Given data ▸

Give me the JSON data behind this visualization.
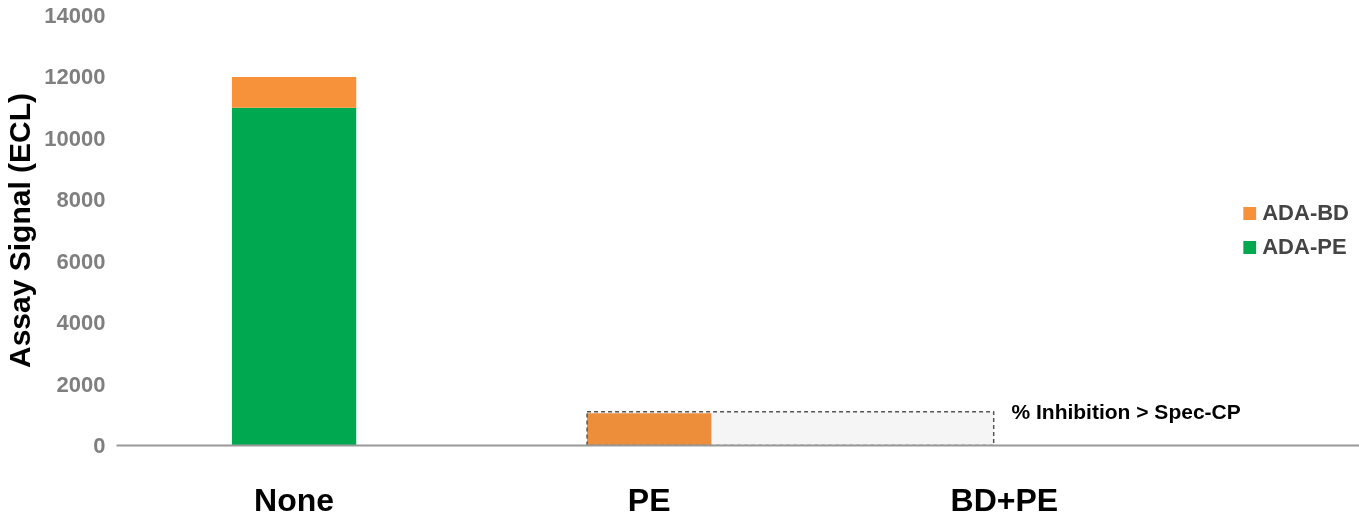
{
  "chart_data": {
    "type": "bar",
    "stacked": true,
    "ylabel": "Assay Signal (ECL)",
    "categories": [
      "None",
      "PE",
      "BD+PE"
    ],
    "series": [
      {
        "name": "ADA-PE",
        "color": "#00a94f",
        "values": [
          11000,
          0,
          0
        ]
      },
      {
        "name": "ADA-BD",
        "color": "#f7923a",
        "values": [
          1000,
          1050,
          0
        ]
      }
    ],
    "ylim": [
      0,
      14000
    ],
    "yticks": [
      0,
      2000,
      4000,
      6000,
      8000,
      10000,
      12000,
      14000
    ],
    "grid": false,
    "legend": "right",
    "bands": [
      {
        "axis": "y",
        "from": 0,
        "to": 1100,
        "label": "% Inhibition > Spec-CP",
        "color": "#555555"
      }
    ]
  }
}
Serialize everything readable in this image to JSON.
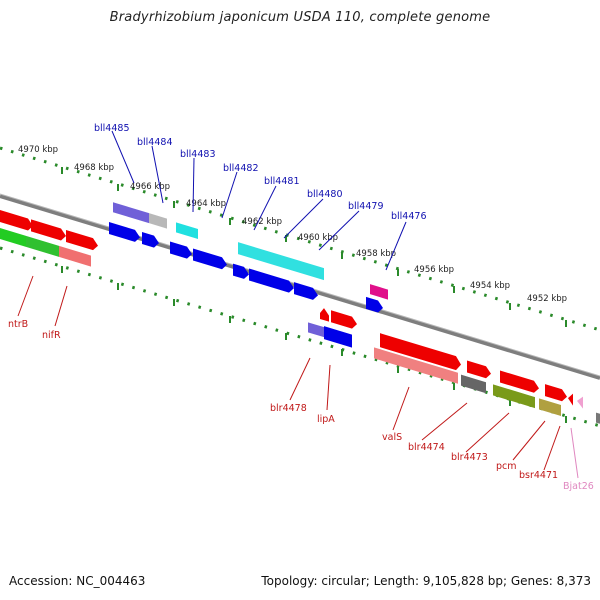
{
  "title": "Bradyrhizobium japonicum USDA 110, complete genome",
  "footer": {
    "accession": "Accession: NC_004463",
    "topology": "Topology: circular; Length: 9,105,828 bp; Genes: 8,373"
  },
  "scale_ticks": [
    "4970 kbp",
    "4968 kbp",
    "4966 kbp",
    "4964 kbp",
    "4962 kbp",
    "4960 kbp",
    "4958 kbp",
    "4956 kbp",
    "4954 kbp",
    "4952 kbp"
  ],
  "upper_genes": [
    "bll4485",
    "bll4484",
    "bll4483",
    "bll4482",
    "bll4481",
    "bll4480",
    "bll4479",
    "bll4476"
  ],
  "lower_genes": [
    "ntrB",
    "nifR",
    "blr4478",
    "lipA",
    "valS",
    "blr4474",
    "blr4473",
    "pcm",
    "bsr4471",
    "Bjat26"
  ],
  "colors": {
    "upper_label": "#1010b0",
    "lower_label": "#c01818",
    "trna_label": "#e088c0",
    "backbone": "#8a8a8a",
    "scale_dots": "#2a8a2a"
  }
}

What the task requires ▸ Scan the records above for the string "this", then copy each line where it turns up.

Task response ▸
Give me the JSON data behind this visualization.
Serialize everything readable in this image to JSON.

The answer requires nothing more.